**Exercise goal:**
Below are some records; repeat them all exactly, minus the pictures.
* BEGIN *
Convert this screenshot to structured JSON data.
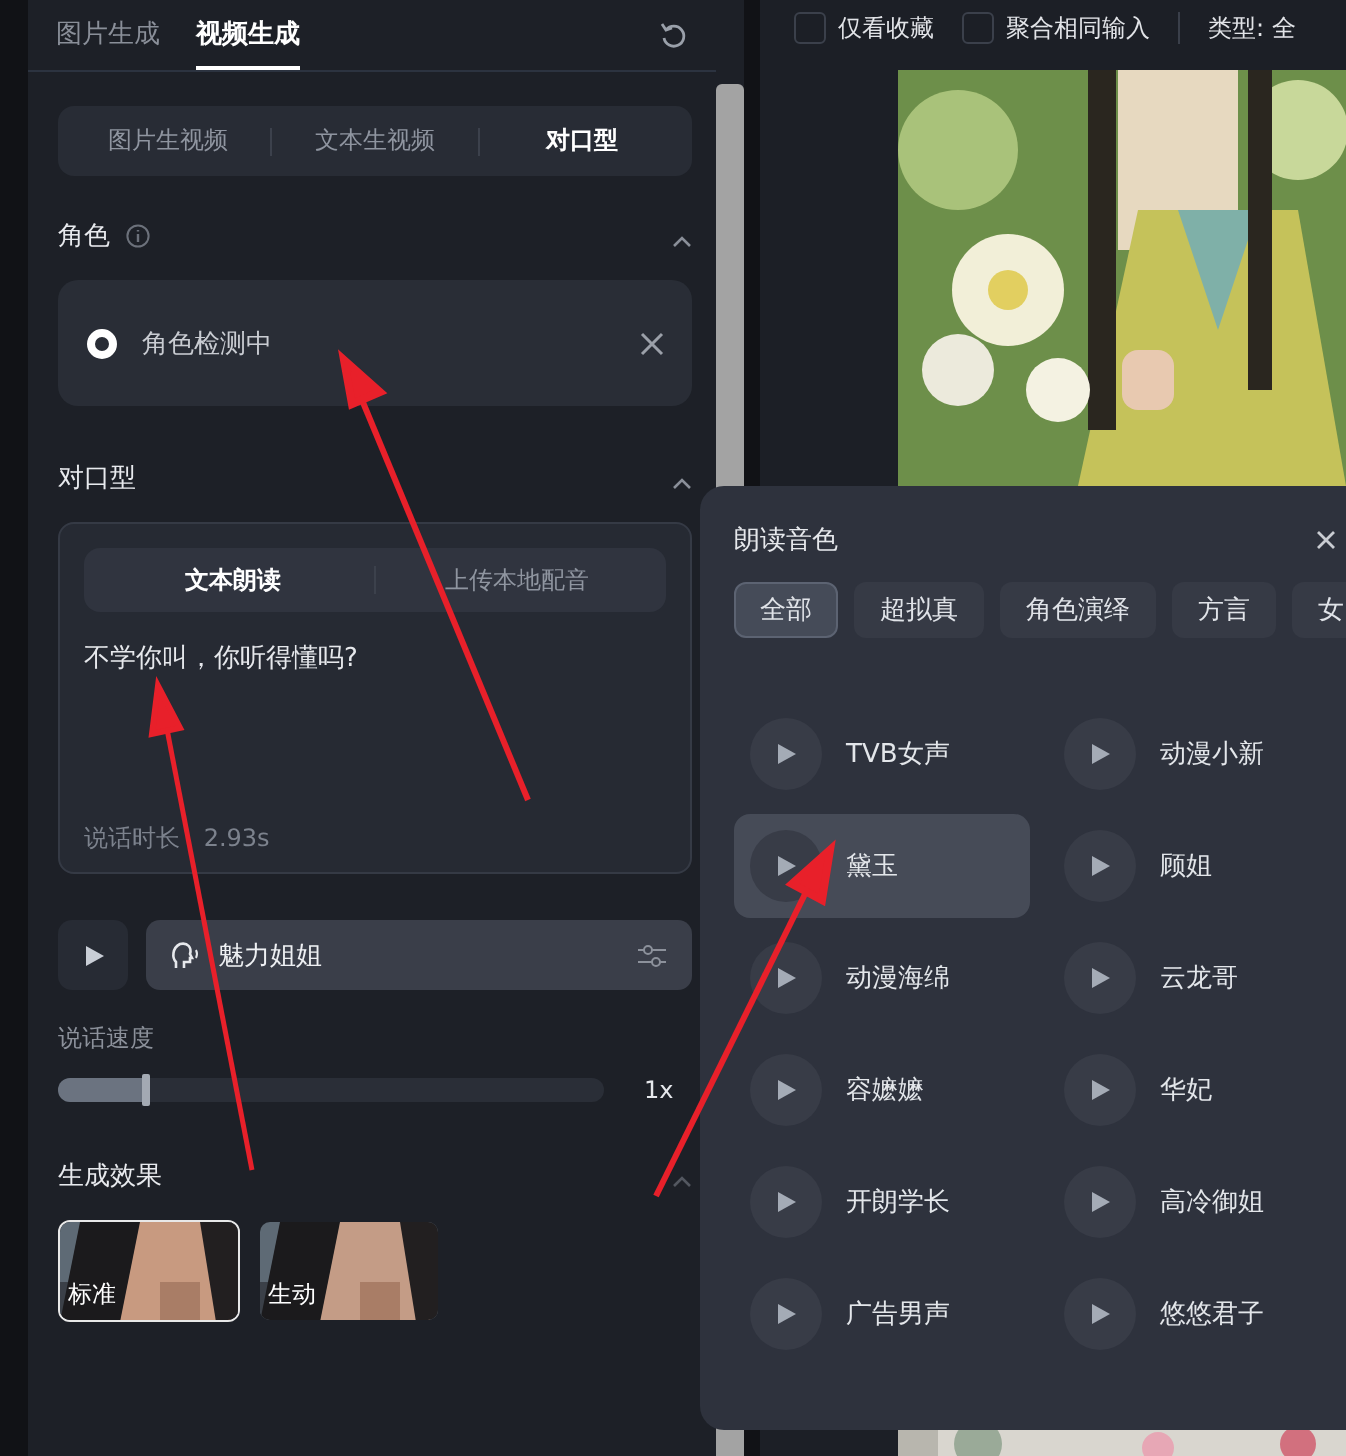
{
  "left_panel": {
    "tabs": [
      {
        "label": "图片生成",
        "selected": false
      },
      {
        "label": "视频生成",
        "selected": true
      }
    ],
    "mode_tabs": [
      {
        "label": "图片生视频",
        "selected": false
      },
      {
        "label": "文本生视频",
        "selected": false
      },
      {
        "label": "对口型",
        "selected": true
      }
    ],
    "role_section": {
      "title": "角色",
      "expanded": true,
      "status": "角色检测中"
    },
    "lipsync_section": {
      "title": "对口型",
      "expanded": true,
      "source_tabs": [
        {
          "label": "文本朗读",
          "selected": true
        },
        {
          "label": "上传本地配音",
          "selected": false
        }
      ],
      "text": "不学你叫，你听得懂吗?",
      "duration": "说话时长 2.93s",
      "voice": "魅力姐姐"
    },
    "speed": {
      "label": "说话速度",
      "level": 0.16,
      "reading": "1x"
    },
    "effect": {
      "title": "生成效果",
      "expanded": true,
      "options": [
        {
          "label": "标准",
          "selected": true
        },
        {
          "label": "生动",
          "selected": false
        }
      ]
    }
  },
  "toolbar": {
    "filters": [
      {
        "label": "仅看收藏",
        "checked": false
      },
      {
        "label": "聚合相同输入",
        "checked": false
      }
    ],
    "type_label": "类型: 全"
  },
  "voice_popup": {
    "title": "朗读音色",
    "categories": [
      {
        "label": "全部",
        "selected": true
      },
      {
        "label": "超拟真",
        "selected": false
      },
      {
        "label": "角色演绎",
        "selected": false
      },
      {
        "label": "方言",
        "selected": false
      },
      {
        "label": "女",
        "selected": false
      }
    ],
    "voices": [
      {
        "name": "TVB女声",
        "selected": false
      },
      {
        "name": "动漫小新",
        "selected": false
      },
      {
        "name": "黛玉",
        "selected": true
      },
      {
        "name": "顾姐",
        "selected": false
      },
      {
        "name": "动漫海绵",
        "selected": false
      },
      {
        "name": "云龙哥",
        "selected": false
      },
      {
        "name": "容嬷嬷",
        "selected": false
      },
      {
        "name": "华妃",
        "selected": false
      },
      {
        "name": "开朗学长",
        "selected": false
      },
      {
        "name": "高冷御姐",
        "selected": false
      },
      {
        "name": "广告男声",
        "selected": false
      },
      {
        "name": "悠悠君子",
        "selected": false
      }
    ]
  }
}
* END *
**Solution to this task:**
Convert this screenshot to structured JSON data.
{
  "left_panel": {
    "tabs": [
      {
        "label": "图片生成",
        "selected": false
      },
      {
        "label": "视频生成",
        "selected": true
      }
    ],
    "mode_tabs": [
      {
        "label": "图片生视频",
        "selected": false
      },
      {
        "label": "文本生视频",
        "selected": false
      },
      {
        "label": "对口型",
        "selected": true
      }
    ],
    "role_section": {
      "title": "角色",
      "expanded": true,
      "status": "角色检测中"
    },
    "lipsync_section": {
      "title": "对口型",
      "expanded": true,
      "source_tabs": [
        {
          "label": "文本朗读",
          "selected": true
        },
        {
          "label": "上传本地配音",
          "selected": false
        }
      ],
      "text": "不学你叫，你听得懂吗?",
      "duration": "说话时长 2.93s",
      "voice": "魅力姐姐"
    },
    "speed": {
      "label": "说话速度",
      "level": 0.16,
      "reading": "1x"
    },
    "effect": {
      "title": "生成效果",
      "expanded": true,
      "options": [
        {
          "label": "标准",
          "selected": true
        },
        {
          "label": "生动",
          "selected": false
        }
      ]
    }
  },
  "toolbar": {
    "filters": [
      {
        "label": "仅看收藏",
        "checked": false
      },
      {
        "label": "聚合相同输入",
        "checked": false
      }
    ],
    "type_label": "类型: 全"
  },
  "voice_popup": {
    "title": "朗读音色",
    "categories": [
      {
        "label": "全部",
        "selected": true
      },
      {
        "label": "超拟真",
        "selected": false
      },
      {
        "label": "角色演绎",
        "selected": false
      },
      {
        "label": "方言",
        "selected": false
      },
      {
        "label": "女",
        "selected": false
      }
    ],
    "voices": [
      {
        "name": "TVB女声",
        "selected": false
      },
      {
        "name": "动漫小新",
        "selected": false
      },
      {
        "name": "黛玉",
        "selected": true
      },
      {
        "name": "顾姐",
        "selected": false
      },
      {
        "name": "动漫海绵",
        "selected": false
      },
      {
        "name": "云龙哥",
        "selected": false
      },
      {
        "name": "容嬷嬷",
        "selected": false
      },
      {
        "name": "华妃",
        "selected": false
      },
      {
        "name": "开朗学长",
        "selected": false
      },
      {
        "name": "高冷御姐",
        "selected": false
      },
      {
        "name": "广告男声",
        "selected": false
      },
      {
        "name": "悠悠君子",
        "selected": false
      }
    ]
  }
}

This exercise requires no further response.